Your objective | Render the stretch from the line containing "Give me the" through the line containing "top-axis-ticks: 19:00 CDT" as a Markdown table with two columns, Line and Text, giving each line its number and omitting blank lines.

Record list |
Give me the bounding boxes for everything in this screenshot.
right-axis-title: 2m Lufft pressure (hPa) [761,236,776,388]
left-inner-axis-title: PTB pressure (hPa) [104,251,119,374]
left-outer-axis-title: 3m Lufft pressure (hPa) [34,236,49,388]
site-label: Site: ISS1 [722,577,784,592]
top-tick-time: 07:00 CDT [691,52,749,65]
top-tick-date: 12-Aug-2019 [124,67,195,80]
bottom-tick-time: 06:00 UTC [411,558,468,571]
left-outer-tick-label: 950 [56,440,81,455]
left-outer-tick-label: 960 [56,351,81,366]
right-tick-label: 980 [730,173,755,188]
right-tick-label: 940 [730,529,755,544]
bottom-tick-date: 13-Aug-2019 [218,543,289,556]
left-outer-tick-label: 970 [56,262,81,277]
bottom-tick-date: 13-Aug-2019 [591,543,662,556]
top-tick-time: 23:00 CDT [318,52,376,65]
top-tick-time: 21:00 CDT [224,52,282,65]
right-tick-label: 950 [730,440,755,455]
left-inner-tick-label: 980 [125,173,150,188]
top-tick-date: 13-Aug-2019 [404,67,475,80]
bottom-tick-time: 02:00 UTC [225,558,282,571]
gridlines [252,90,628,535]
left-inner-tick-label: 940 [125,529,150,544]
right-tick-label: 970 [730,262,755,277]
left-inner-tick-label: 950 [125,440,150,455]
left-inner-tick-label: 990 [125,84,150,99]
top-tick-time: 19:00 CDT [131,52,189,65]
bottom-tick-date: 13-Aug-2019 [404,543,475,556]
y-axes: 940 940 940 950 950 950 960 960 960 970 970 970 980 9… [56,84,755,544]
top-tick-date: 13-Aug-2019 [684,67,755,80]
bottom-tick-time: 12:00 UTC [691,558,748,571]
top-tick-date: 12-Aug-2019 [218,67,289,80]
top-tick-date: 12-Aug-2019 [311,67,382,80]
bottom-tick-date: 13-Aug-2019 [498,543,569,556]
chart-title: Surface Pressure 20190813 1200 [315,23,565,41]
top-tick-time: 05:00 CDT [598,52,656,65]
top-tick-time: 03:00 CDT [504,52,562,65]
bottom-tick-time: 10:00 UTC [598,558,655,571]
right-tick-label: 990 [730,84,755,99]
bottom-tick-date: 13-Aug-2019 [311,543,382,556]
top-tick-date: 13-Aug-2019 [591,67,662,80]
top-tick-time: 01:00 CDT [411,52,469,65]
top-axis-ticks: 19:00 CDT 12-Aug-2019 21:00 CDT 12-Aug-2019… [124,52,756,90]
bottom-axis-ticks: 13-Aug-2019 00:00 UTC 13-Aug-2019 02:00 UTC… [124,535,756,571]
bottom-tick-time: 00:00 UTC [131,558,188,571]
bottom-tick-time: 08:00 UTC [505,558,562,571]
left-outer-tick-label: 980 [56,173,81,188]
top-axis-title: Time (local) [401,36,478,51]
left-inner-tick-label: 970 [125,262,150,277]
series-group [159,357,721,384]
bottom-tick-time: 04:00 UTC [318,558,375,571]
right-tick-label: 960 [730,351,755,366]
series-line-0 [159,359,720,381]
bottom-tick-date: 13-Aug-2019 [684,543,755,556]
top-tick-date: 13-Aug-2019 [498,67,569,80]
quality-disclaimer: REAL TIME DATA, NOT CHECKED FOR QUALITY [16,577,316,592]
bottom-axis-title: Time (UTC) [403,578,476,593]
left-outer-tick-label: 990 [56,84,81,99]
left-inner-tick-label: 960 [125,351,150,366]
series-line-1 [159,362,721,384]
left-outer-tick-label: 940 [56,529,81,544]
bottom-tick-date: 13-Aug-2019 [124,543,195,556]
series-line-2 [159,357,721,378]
* * *
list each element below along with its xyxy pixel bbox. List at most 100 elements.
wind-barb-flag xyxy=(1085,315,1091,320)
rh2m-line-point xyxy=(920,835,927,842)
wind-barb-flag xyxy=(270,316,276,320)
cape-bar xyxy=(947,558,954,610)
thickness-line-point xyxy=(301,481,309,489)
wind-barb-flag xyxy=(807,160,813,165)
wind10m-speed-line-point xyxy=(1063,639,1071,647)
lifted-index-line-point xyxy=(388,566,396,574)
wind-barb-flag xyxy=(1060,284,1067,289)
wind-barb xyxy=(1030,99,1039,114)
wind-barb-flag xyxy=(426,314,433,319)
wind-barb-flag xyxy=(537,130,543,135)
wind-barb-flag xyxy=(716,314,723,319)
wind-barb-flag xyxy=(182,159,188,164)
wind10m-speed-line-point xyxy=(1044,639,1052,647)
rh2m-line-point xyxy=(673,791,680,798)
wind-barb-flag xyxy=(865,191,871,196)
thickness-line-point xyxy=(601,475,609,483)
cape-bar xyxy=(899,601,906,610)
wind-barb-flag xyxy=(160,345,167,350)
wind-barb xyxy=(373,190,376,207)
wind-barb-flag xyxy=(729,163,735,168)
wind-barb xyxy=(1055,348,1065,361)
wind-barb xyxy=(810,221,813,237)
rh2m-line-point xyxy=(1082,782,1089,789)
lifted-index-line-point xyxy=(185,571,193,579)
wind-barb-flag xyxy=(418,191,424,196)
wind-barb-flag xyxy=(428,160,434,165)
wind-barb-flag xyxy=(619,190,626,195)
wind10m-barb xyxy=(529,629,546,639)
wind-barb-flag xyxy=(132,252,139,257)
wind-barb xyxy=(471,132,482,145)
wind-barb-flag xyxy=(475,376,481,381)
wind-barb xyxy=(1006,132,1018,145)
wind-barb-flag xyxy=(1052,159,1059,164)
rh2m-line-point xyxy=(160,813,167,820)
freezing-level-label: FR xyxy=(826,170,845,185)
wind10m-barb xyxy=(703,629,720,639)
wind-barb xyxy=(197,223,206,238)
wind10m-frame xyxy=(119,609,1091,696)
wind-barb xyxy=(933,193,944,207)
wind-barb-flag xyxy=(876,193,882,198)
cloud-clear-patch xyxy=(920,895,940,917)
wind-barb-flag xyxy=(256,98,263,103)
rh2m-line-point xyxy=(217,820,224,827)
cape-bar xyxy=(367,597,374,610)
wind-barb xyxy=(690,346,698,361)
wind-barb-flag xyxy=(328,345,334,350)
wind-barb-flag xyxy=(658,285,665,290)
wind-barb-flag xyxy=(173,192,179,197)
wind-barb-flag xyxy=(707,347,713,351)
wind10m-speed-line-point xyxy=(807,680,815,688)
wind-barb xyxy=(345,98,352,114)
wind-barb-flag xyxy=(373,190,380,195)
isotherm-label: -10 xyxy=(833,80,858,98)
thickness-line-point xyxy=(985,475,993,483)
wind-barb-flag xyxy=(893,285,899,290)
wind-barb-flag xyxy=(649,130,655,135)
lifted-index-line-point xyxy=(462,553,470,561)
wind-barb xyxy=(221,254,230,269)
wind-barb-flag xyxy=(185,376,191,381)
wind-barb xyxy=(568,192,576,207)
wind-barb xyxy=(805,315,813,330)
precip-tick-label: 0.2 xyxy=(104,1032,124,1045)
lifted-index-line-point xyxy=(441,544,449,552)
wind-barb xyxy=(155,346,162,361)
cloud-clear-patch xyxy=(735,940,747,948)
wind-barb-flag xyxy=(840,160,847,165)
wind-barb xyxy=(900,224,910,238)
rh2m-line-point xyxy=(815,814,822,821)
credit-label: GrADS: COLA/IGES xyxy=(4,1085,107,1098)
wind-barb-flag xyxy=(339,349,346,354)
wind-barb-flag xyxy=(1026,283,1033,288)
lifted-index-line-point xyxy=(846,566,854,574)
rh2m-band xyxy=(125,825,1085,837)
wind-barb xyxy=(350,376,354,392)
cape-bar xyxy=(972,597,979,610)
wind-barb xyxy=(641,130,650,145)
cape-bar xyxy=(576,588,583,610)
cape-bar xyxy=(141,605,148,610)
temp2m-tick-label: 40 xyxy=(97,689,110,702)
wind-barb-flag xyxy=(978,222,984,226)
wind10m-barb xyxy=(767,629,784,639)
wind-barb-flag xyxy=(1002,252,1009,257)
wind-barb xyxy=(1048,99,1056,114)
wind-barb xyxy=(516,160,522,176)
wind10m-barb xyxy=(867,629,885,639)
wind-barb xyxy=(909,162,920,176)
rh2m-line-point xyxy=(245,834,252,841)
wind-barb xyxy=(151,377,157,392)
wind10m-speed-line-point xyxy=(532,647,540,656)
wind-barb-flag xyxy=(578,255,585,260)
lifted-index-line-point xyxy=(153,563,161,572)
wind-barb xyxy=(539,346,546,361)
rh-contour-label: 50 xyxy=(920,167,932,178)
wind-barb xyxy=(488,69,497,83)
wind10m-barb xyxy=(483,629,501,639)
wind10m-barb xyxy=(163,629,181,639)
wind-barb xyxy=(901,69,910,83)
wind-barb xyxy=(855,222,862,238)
...
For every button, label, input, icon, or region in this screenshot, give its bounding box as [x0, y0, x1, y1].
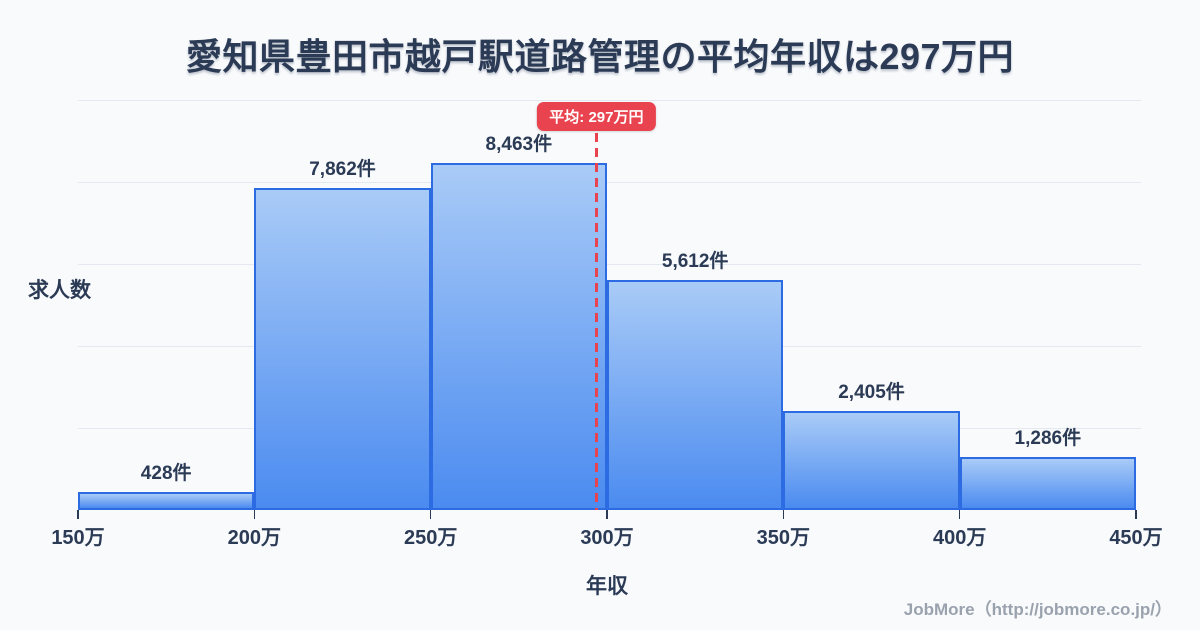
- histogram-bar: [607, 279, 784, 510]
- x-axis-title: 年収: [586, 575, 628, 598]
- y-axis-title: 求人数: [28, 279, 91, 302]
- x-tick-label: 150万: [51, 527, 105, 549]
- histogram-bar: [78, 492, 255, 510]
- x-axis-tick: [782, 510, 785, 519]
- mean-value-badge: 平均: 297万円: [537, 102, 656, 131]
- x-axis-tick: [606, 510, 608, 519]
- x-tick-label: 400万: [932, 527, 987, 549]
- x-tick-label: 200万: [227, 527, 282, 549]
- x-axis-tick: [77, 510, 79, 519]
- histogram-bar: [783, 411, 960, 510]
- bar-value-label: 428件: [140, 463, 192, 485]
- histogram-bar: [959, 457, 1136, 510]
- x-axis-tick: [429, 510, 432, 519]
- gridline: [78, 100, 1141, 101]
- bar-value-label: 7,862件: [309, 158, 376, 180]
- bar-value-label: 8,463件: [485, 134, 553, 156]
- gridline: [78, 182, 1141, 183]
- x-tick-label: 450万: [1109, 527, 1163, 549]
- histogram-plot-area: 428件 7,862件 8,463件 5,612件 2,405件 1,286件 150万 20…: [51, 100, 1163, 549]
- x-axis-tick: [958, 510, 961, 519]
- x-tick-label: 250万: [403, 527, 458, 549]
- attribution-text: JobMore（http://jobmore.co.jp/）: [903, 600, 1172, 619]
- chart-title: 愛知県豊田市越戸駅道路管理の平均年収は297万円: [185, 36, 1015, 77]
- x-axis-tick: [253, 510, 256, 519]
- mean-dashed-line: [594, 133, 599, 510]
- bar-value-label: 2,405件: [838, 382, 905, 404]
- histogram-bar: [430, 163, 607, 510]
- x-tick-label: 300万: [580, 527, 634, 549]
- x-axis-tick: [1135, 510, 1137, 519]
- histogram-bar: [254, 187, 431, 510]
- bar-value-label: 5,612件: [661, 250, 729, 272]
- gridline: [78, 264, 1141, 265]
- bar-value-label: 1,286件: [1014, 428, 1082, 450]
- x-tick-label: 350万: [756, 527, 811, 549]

The output |
| Line | Text |
|---|---|
| 1 | Give me the bounding boxes for everything in this screenshot. |
| 2 | right-axis-title: 2m Lufft pressure (hPa) [761,236,776,388] |
| 3 | left-inner-axis-title: PTB pressure (hPa) [104,251,119,374] |
| 4 | left-outer-axis-title: 3m Lufft pressure (hPa) [34,236,49,388] |
| 5 | site-label: Site: ISS1 [722,577,784,592] |
| 6 | top-tick-time: 07:00 CDT [691,52,749,65] |
| 7 | top-tick-date: 12-Aug-2019 [124,67,195,80] |
| 8 | bottom-tick-time: 06:00 UTC [411,558,468,571] |
| 9 | left-outer-tick-label: 950 [56,440,81,455] |
| 10 | left-outer-tick-label: 960 [56,351,81,366] |
| 11 | right-tick-label: 980 [730,173,755,188] |
| 12 | right-tick-label: 940 [730,529,755,544] |
| 13 | bottom-tick-date: 13-Aug-2019 [218,543,289,556] |
| 14 | left-outer-tick-label: 970 [56,262,81,277] |
| 15 | bottom-tick-date: 13-Aug-2019 [591,543,662,556] |
| 16 | top-tick-time: 23:00 CDT [318,52,376,65] |
| 17 | top-tick-time: 21:00 CDT [224,52,282,65] |
| 18 | right-tick-label: 950 [730,440,755,455] |
| 19 | left-inner-tick-label: 980 [125,173,150,188] |
| 20 | top-tick-date: 13-Aug-2019 [404,67,475,80] |
| 21 | bottom-tick-time: 02:00 UTC [225,558,282,571] |
| 22 | gridlines [252,90,628,535] |
| 23 | left-inner-tick-label: 940 [125,529,150,544] |
| 24 | right-tick-label: 970 [730,262,755,277] |
| 25 | left-inner-tick-label: 950 [125,440,150,455] |
| 26 | left-inner-tick-label: 990 [125,84,150,99] |
| 27 | top-tick-time: 19:00 CDT [131,52,189,65] |
| 28 | bottom-tick-date: 13-Aug-2019 [404,543,475,556] |
| 29 | y-axes: 940 940 940 950 950 950 960 960 960 970 970 970 980 9… [56,84,755,544] |
| 30 | top-tick-date: 13-Aug-2019 [684,67,755,80] |
| 31 | bottom-tick-time: 12:00 UTC [691,558,748,571] |
| 32 | top-tick-date: 12-Aug-2019 [218,67,289,80] |
| 33 | top-tick-date: 12-Aug-2019 [311,67,382,80] |
| 34 | bottom-tick-date: 13-Aug-2019 [498,543,569,556] |
| 35 | chart-title: Surface Pressure 20190813 1200 [315,23,565,41] |
| 36 | top-tick-time: 05:00 CDT [598,52,656,65] |
| 37 | top-tick-time: 03:00 CDT [504,52,562,65] |
| 38 | bottom-tick-time: 10:00 UTC [598,558,655,571] |
| 39 | right-tick-label: 990 [730,84,755,99] |
| 40 | bottom-tick-date: 13-Aug-2019 [311,543,382,556] |
| 41 | top-tick-date: 13-Aug-2019 [591,67,662,80] |
| 42 | top-tick-time: 01:00 CDT [411,52,469,65] |
| 43 | top-axis-ticks: 19:00 CDT 12-Aug-2019 21:00 CDT 12-Aug-2019… [124,52,756,90] |